Task objective | Present the following data again exactly as it is shown.
━━━━━━━━
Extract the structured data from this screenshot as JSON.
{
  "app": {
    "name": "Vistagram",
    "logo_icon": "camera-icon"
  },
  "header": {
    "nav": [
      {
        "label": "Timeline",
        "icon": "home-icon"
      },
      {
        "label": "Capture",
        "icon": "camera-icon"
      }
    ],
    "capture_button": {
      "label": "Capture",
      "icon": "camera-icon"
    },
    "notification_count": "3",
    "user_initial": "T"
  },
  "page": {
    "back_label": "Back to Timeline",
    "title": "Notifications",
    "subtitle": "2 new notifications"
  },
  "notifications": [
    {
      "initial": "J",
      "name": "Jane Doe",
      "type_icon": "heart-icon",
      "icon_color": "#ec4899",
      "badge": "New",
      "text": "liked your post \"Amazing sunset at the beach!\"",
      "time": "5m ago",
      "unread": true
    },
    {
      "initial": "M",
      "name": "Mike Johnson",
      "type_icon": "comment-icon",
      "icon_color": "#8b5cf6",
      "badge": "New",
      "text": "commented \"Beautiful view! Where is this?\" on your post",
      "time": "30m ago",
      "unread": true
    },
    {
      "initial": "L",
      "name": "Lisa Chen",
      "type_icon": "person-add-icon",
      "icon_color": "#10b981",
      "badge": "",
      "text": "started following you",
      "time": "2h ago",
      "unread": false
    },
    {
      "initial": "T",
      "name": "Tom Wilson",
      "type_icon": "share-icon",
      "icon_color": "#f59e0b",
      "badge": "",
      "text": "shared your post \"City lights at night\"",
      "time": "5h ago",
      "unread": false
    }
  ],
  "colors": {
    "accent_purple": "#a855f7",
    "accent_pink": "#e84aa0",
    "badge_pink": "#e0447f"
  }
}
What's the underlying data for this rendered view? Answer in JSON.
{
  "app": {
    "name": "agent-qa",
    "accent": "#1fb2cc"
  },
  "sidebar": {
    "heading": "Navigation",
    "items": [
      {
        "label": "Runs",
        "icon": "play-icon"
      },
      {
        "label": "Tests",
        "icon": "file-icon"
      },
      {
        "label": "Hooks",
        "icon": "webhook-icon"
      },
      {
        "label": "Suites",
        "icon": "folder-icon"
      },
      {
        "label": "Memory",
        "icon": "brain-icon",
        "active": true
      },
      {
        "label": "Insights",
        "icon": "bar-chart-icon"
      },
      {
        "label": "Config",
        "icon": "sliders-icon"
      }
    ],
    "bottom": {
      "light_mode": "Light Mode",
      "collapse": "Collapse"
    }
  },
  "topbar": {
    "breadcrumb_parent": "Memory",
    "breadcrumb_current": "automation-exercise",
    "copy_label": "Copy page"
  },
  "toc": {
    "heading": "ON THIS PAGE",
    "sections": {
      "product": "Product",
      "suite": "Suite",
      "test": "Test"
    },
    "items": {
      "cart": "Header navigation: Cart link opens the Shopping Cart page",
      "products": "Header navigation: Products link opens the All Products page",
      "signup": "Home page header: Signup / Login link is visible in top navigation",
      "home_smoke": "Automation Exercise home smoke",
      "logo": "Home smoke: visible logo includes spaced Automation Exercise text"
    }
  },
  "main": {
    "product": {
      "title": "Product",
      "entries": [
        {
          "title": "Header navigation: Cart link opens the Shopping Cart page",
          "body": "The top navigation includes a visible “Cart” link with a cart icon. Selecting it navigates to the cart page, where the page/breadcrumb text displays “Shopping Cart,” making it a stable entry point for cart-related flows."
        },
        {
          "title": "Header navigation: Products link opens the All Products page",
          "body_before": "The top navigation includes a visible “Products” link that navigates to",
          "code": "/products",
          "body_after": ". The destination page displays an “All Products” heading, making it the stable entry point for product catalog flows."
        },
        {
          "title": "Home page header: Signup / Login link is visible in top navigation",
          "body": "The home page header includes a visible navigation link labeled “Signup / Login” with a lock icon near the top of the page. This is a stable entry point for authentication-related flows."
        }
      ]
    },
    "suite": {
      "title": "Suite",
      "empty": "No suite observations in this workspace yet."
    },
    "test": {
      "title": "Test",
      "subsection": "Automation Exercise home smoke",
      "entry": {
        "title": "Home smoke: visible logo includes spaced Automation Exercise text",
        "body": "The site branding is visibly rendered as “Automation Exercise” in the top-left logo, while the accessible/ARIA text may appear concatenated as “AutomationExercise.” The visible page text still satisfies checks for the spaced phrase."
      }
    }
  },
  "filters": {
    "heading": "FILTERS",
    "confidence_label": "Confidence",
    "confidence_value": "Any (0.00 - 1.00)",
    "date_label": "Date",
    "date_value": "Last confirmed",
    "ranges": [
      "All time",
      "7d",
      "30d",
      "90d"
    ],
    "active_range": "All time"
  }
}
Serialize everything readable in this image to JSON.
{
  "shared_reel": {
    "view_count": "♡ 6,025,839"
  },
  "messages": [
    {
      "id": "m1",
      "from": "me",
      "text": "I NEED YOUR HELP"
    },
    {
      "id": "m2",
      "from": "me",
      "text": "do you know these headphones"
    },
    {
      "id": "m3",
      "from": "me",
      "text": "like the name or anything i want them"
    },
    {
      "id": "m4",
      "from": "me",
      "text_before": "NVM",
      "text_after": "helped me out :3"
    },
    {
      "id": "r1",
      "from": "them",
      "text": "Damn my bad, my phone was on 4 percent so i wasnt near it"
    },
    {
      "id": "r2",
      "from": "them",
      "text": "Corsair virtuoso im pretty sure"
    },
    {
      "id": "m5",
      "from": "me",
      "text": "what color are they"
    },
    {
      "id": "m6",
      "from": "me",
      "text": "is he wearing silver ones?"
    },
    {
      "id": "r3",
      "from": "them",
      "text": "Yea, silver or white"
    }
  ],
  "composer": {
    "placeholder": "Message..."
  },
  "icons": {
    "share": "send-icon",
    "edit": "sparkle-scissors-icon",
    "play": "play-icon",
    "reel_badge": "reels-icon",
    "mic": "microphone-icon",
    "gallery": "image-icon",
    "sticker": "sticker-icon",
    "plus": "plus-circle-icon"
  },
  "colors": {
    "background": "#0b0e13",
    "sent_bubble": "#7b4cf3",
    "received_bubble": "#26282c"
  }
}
━━━━━━━━
Task answer |
Extract the structured data from this screenshot as JSON.
{
  "app": {
    "name": "Vistagram",
    "logo_icon": "camera-icon"
  },
  "header": {
    "nav": [
      {
        "label": "Timeline",
        "icon": "home-icon"
      },
      {
        "label": "Capture",
        "icon": "camera-icon"
      }
    ],
    "capture_button": {
      "label": "Capture",
      "icon": "camera-icon"
    },
    "notification_count": "3",
    "user_initial": "T"
  },
  "page": {
    "back_label": "Back to Timeline",
    "title": "Notifications",
    "subtitle": "2 new notifications"
  },
  "notifications": [
    {
      "initial": "J",
      "name": "Jane Doe",
      "type_icon": "heart-icon",
      "icon_color": "#ec4899",
      "badge": "New",
      "text": "liked your post \"Amazing sunset at the beach!\"",
      "time": "5m ago",
      "unread": true
    },
    {
      "initial": "M",
      "name": "Mike Johnson",
      "type_icon": "comment-icon",
      "icon_color": "#8b5cf6",
      "badge": "New",
      "text": "commented \"Beautiful view! Where is this?\" on your post",
      "time": "30m ago",
      "unread": true
    },
    {
      "initial": "L",
      "name": "Lisa Chen",
      "type_icon": "person-add-icon",
      "icon_color": "#10b981",
      "badge": "",
      "text": "started following you",
      "time": "2h ago",
      "unread": false
    },
    {
      "initial": "T",
      "name": "Tom Wilson",
      "type_icon": "share-icon",
      "icon_color": "#f59e0b",
      "badge": "",
      "text": "shared your post \"City lights at night\"",
      "time": "5h ago",
      "unread": false
    }
  ],
  "colors": {
    "accent_purple": "#a855f7",
    "accent_pink": "#e84aa0",
    "badge_pink": "#e0447f"
  }
}
What's the underlying data for this rendered view? Answer in JSON.
{
  "app": {
    "name": "agent-qa",
    "accent": "#1fb2cc"
  },
  "sidebar": {
    "heading": "Navigation",
    "items": [
      {
        "label": "Runs",
        "icon": "play-icon"
      },
      {
        "label": "Tests",
        "icon": "file-icon"
      },
      {
        "label": "Hooks",
        "icon": "webhook-icon"
      },
      {
        "label": "Suites",
        "icon": "folder-icon"
      },
      {
        "label": "Memory",
        "icon": "brain-icon",
        "active": true
      },
      {
        "label": "Insights",
        "icon": "bar-chart-icon"
      },
      {
        "label": "Config",
        "icon": "sliders-icon"
      }
    ],
    "bottom": {
      "light_mode": "Light Mode",
      "collapse": "Collapse"
    }
  },
  "topbar": {
    "breadcrumb_parent": "Memory",
    "breadcrumb_current": "automation-exercise",
    "copy_label": "Copy page"
  },
  "toc": {
    "heading": "ON THIS PAGE",
    "sections": {
      "product": "Product",
      "suite": "Suite",
      "test": "Test"
    },
    "items": {
      "cart": "Header navigation: Cart link opens the Shopping Cart page",
      "products": "Header navigation: Products link opens the All Products page",
      "signup": "Home page header: Signup / Login link is visible in top navigation",
      "home_smoke": "Automation Exercise home smoke",
      "logo": "Home smoke: visible logo includes spaced Automation Exercise text"
    }
  },
  "main": {
    "product": {
      "title": "Product",
      "entries": [
        {
          "title": "Header navigation: Cart link opens the Shopping Cart page",
          "body": "The top navigation includes a visible “Cart” link with a cart icon. Selecting it navigates to the cart page, where the page/breadcrumb text displays “Shopping Cart,” making it a stable entry point for cart-related flows."
        },
        {
          "title": "Header navigation: Products link opens the All Products page",
          "body_before": "The top navigation includes a visible “Products” link that navigates to",
          "code": "/products",
          "body_after": ". The destination page displays an “All Products” heading, making it the stable entry point for product catalog flows."
        },
        {
          "title": "Home page header: Signup / Login link is visible in top navigation",
          "body": "The home page header includes a visible navigation link labeled “Signup / Login” with a lock icon near the top of the page. This is a stable entry point for authentication-related flows."
        }
      ]
    },
    "suite": {
      "title": "Suite",
      "empty": "No suite observations in this workspace yet."
    },
    "test": {
      "title": "Test",
      "subsection": "Automation Exercise home smoke",
      "entry": {
        "title": "Home smoke: visible logo includes spaced Automation Exercise text",
        "body": "The site branding is visibly rendered as “Automation Exercise” in the top-left logo, while the accessible/ARIA text may appear concatenated as “AutomationExercise.” The visible page text still satisfies checks for the spaced phrase."
      }
    }
  },
  "filters": {
    "heading": "FILTERS",
    "confidence_label": "Confidence",
    "confidence_value": "Any (0.00 - 1.00)",
    "date_label": "Date",
    "date_value": "Last confirmed",
    "ranges": [
      "All time",
      "7d",
      "30d",
      "90d"
    ],
    "active_range": "All time"
  }
}
Serialize everything readable in this image to JSON.
{
  "shared_reel": {
    "view_count": "♡ 6,025,839"
  },
  "messages": [
    {
      "id": "m1",
      "from": "me",
      "text": "I NEED YOUR HELP"
    },
    {
      "id": "m2",
      "from": "me",
      "text": "do you know these headphones"
    },
    {
      "id": "m3",
      "from": "me",
      "text": "like the name or anything i want them"
    },
    {
      "id": "m4",
      "from": "me",
      "text_before": "NVM",
      "text_after": "helped me out :3"
    },
    {
      "id": "r1",
      "from": "them",
      "text": "Damn my bad, my phone was on 4 percent so i wasnt near it"
    },
    {
      "id": "r2",
      "from": "them",
      "text": "Corsair virtuoso im pretty sure"
    },
    {
      "id": "m5",
      "from": "me",
      "text": "what color are they"
    },
    {
      "id": "m6",
      "from": "me",
      "text": "is he wearing silver ones?"
    },
    {
      "id": "r3",
      "from": "them",
      "text": "Yea, silver or white"
    }
  ],
  "composer": {
    "placeholder": "Message..."
  },
  "icons": {
    "share": "send-icon",
    "edit": "sparkle-scissors-icon",
    "play": "play-icon",
    "reel_badge": "reels-icon",
    "mic": "microphone-icon",
    "gallery": "image-icon",
    "sticker": "sticker-icon",
    "plus": "plus-circle-icon"
  },
  "colors": {
    "background": "#0b0e13",
    "sent_bubble": "#7b4cf3",
    "received_bubble": "#26282c"
  }
}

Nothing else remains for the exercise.